Problem statement
Every line below that holds the string "προοδευτικοί" should be copied out.

Dataset entries
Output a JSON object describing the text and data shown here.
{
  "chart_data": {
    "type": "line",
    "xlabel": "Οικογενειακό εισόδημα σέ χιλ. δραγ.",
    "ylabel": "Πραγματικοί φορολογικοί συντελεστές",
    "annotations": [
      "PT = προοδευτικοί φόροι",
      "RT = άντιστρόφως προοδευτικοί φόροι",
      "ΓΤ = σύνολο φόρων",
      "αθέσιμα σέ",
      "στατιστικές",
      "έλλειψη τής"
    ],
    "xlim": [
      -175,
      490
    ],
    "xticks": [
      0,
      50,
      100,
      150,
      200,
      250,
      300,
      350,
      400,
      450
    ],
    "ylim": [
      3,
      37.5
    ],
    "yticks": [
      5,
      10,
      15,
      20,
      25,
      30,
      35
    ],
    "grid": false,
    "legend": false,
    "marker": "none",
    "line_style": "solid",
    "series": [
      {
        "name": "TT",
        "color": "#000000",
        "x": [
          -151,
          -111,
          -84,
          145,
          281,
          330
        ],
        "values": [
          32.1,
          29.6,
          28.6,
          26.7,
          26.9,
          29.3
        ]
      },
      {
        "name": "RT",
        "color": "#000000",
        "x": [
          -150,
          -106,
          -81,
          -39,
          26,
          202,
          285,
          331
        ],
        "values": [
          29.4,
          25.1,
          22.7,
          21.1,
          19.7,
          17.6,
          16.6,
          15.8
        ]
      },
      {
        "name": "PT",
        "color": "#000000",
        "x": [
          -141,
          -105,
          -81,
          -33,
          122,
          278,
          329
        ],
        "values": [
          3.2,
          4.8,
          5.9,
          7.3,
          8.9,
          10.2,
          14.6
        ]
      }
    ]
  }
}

Task result
      "PT = προοδευτικοί φόροι",
      "RT = άντιστρόφως προοδευτικοί φόροι",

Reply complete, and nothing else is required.